--- CHALLENGE ---
Where a line in the listing below contains the word "matrix", copy that line.

Stored data entries:
# # #

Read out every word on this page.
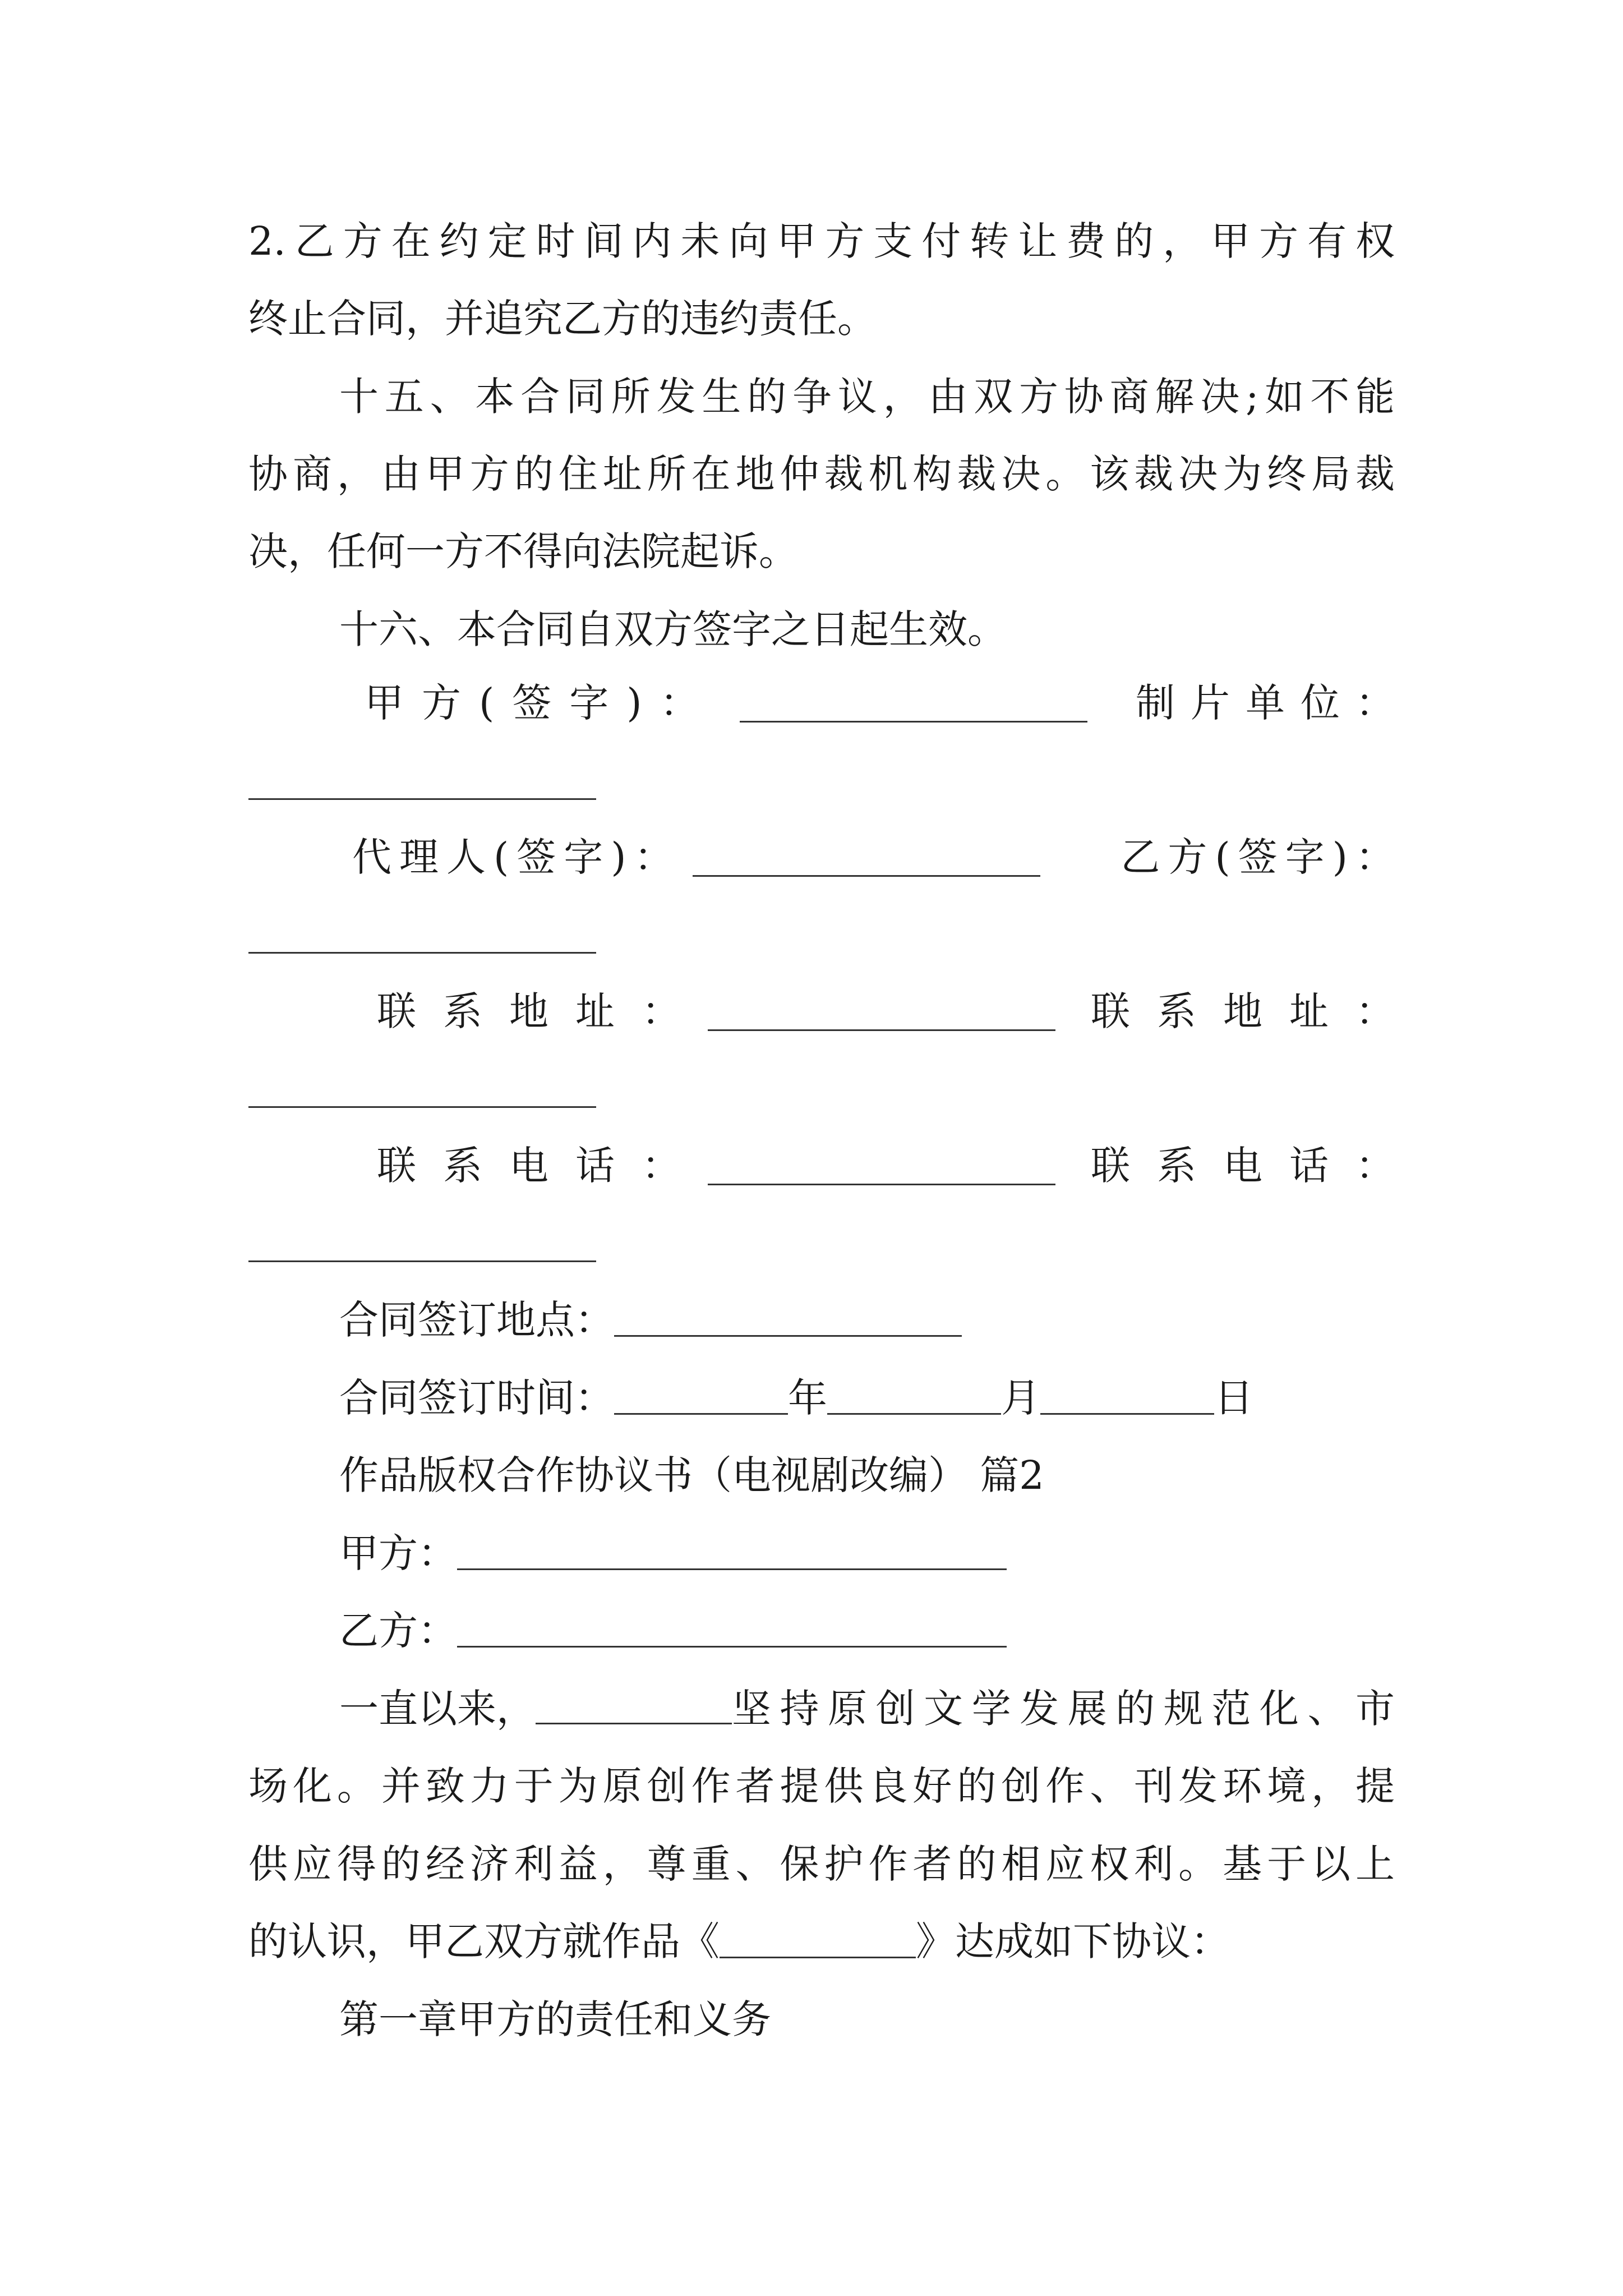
2.乙方在约定时间内未向甲方支付转让费的，甲方有权

终止合同，并追究乙方的违约责任。

十五、本合同所发生的争议，由双方协商解决;如不能

协商，由甲方的住址所在地仲裁机构裁决。该裁决为终局裁

决，任何一方不得向法院起诉。

十六、本合同自双方签字之日起生效。

甲方(签字)：	制片单位：
代理人(签字)：	乙方(签字)：
联系地址：	联系地址：
联系电话：	联系电话：

合同签订地点：

合同签订时间：	年	月	日

作品版权合作协议书（电视剧改编） 篇2

甲方：

乙方：

一直以来，	坚持原创文学发展的规范化、市

场化。并致力于为原创作者提供良好的创作、刊发环境，提

供应得的经济利益，尊重、保护作者的相应权利。基于以上

的认识，甲乙双方就作品《	》达成如下协议：

第一章甲方的责任和义务
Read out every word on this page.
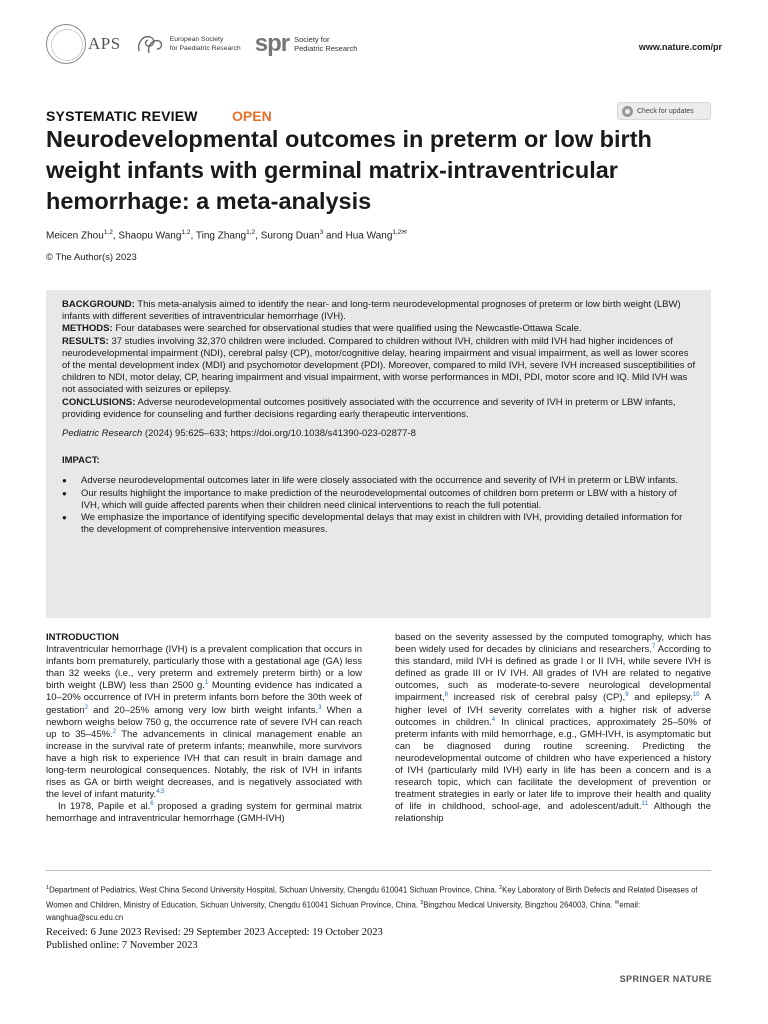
APS	European Society
for Paediatric Research spr Society for
Pediatric Research	www.nature.com/pr
SYSTEMATIC REVIEW OPEN	Check for updates
Neurodevelopmental outcomes in preterm or low birth weight infants with germinal matrix-intraventricular hemorrhage: a meta-analysis
Meicen Zhou$^{1,2}$, Shaopu Wang$^{1,2}$, Ting Zhang$^{1,2}$, Surong Duan$^3$ and Hua Wang$^{1,2✉}$
© The Author(s) 2023

BACKGROUND: This meta-analysis aimed to identify the near- and long-term neurodevelopmental prognoses of preterm or low birth weight (LBW) infants with different severities of intraventricular hemorrhage (IVH).

METHODS: Four databases were searched for observational studies that were qualified using the Newcastle-Ottawa Scale.

RESULTS: 37 studies involving 32,370 children were included. Compared to children without IVH, children with mild IVH had higher incidences of neurodevelopmental impairment (NDI), cerebral palsy (CP), motor/cognitive delay, hearing impairment and visual impairment, as well as lower scores of the mental development index (MDI) and psychomotor development (PDI). Moreover, compared to mild IVH, severe IVH increased susceptibilities of children to NDI, motor delay, CP, hearing impairment and visual impairment, with worse performances in MDI, PDI, motor score and IQ. Mild IVH was not associated with seizures or epilepsy.

CONCLUSIONS: Adverse neurodevelopmental outcomes positively associated with the occurrence and severity of IVH in preterm or LBW infants, providing evidence for counseling and further decisions regarding early therapeutic interventions.

Pediatric Research (2024) 95:625–633; https://doi.org/10.1038/s41390-023-02877-8

IMPACT:

● Adverse neurodevelopmental outcomes later in life were closely associated with the occurrence and severity of IVH in preterm or LBW infants.
● Our results highlight the importance to make prediction of the neurodevelopmental outcomes of children born preterm or LBW with a history of IVH, which will guide affected parents when their children need clinical interventions to reach the full potential.
● We emphasize the importance of identifying specific developmental delays that may exist in children with IVH, providing detailed information for the development of comprehensive intervention measures.
INTRODUCTION

Intraventricular hemorrhage (IVH) is a prevalent complication that occurs in infants born prematurely, particularly those with a gestational age (GA) less than 32 weeks (i.e., very preterm and extremely preterm birth) or a low birth weight (LBW) less than 2500 g.$^1$ Mounting evidence has indicated a 10–20% occurrence of IVH in preterm infants born before the 30th week of gestation$^2$ and 20–25% among very low birth weight infants.$^3$ When a newborn weighs below 750 g, the occurrence rate of severe IVH can reach up to 35–45%.$^2$ The advancements in clinical management enable an increase in the survival rate of preterm infants; meanwhile, more survivors have a high risk to experience IVH that can result in brain damage and long-term neurological consequences. Notably, the risk of IVH in infants rises as GA or birth weight decreases, and is negatively associated with the level of infant maturity.$^{4,5}$

In 1978, Papile et al.$^6$ proposed a grading system for germinal matrix hemorrhage and intraventricular hemorrhage (GMH-IVH)

based on the severity assessed by the computed tomography, which has been widely used for decades by clinicians and researchers.$^7$ According to this standard, mild IVH is defined as grade I or II IVH, while severe IVH is defined as grade III or IV IVH. All grades of IVH are related to negative outcomes, such as moderate-to-severe neurological developmental impairment,$^8$ increased risk of cerebral palsy (CP),$^9$ and epilepsy.$^{10}$ A higher level of IVH severity correlates with a higher risk of adverse outcomes in children.$^4$ In clinical practices, approximately 25–50% of preterm infants with mild hemorrhage, e.g., GMH-IVH, is asymptomatic but can be diagnosed during routine screening. Predicting the neurodevelopmental outcome of children who have experienced a history of IVH (particularly mild IVH) early in life has been a concern and is a research topic, which can facilitate the development of prevention or treatment strategies in early or later life to improve their health and quality of life in childhood, school-age, and adolescent/adult.$^{11}$ Although the relationship

$^1$Department of Pediatrics, West China Second University Hospital, Sichuan University, Chengdu 610041 Sichuan Province, China. $^2$Key Laboratory of Birth Defects and Related Diseases of Women and Children, Ministry of Education, Sichuan University, Chengdu 610041 Sichuan Province, China. $^3$Bingzhou Medical University, Bingzhou 264003, China. ✉email: wanghua@scu.edu.cn
Received: 6 June 2023 Revised: 29 September 2023 Accepted: 19 October 2023
Published online: 7 November 2023
SPRINGER NATURE
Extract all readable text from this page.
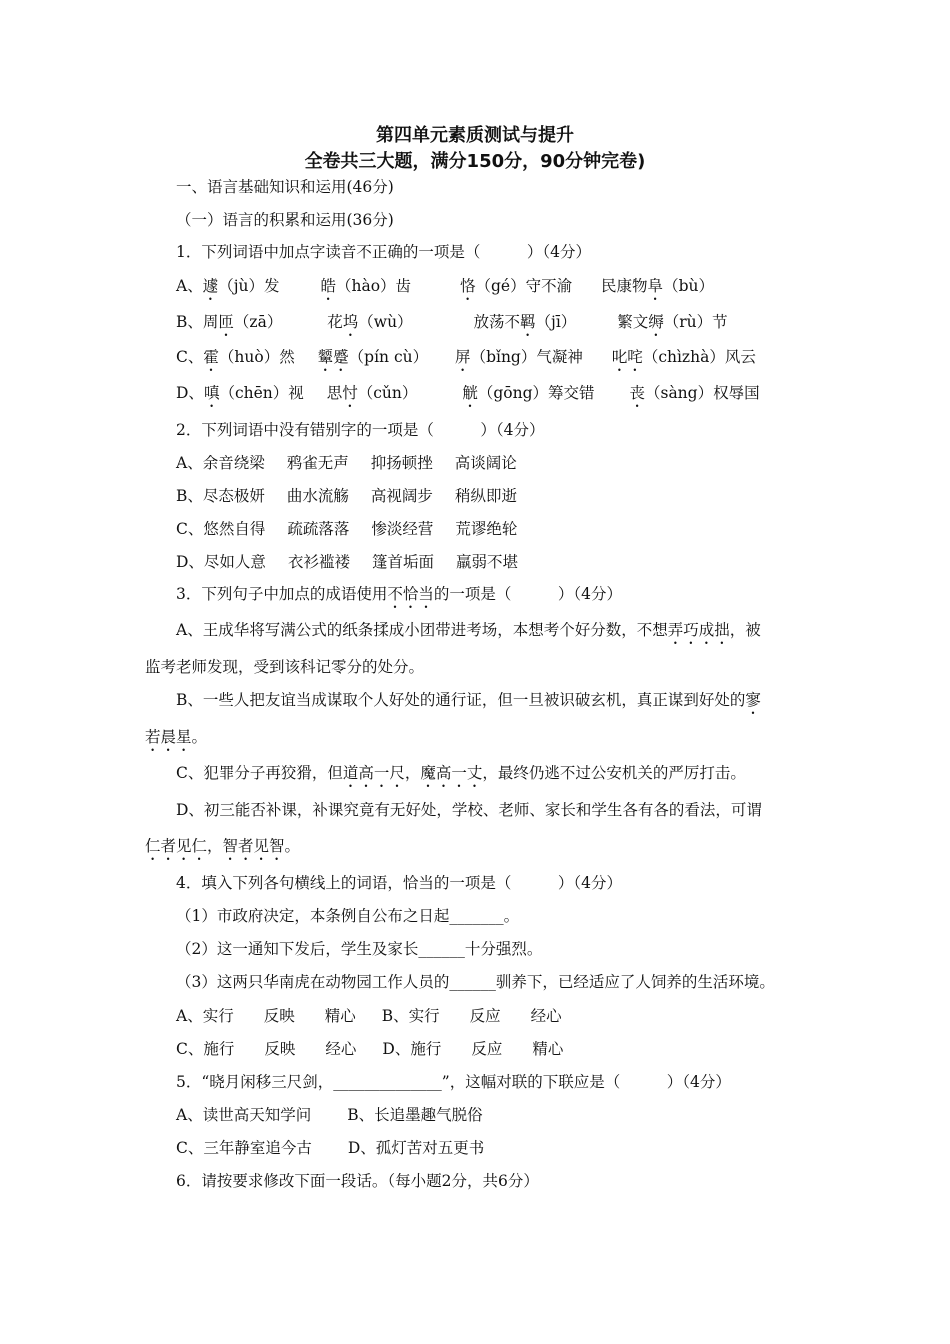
第四单元素质测试与提升
全卷共三大题，满分150分，90分钟完卷)
一、语言基础知识和运用(46分)
（一）语言的积累和运用(36分)
1．下列词语中加点字读音不正确的一项是（　　　）（4分）
A、遽（jù）发	皓（hào）齿	恪（gé）守不渝 民康物阜（bù）
B、周匝（zā）	花坞（wù）	放荡不羁（jī）	繁文缛（rù）节
C、霍（huò）然 颦蹙（pín cù） 屏（bǐng）气凝神 叱咤（chìzhà）风云
D、嗔（chēn）视 思忖（cǔn）	觥（gōng）筹交错 丧（sàng）权辱国
2．下列词语中没有错别字的一项是（　　　）（4分）
A、余音绕梁 鸦雀无声 抑扬顿挫 高谈阔论
B、尽态极妍 曲水流觞 高视阔步 稍纵即逝
C、悠然自得 疏疏落落 惨淡经营 荒谬绝轮
D、尽如人意 衣衫褴褛 篷首垢面 羸弱不堪
3．下列句子中加点的成语使用不恰当的一项是（　　　）（4分）
A、王成华将写满公式的纸条揉成小团带进考场，本想考个好分数，不想弄巧成拙，被
监考老师发现，受到该科记零分的处分。
B、一些人把友谊当成谋取个人好处的通行证，但一旦被识破玄机，真正谋到好处的寥
若晨星。
C、犯罪分子再狡猾，但道高一尺，魔高一丈，最终仍逃不过公安机关的严厉打击。
D、初三能否补课，补课究竟有无好处，学校、老师、家长和学生各有各的看法，可谓
仁者见仁，智者见智。
4．填入下列各句横线上的词语，恰当的一项是（　　　）（4分）
（1）市政府决定，本条例自公布之日起_______。
（2）这一通知下发后，学生及家长______十分强烈。
（3）这两只华南虎在动物园工作人员的______驯养下，已经适应了人饲养的生活环境。
A、实行 反映 精心 B、实行 反应 经心
C、施行 反映 经心 D、施行 反应 精心
5．“晓月闲移三尺剑，______________”，这幅对联的下联应是（　　　）（4分）
A、读世高天知学问 B、长追墨趣气脱俗
C、三年静室追今古 D、孤灯苦对五更书
6．请按要求修改下面一段话。（每小题2分，共6分）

# # #

--- RESULT ---
Neurodevelopmental outcomes in preterm or low birth weight infants with germinal matrix-intraventricular hemorrhage: a meta-analysis
In 1978, Papile et al.$^6$ proposed a grading system for germinal matrix hemorrhage and intraventricular hemorrhage (GMH-IVH)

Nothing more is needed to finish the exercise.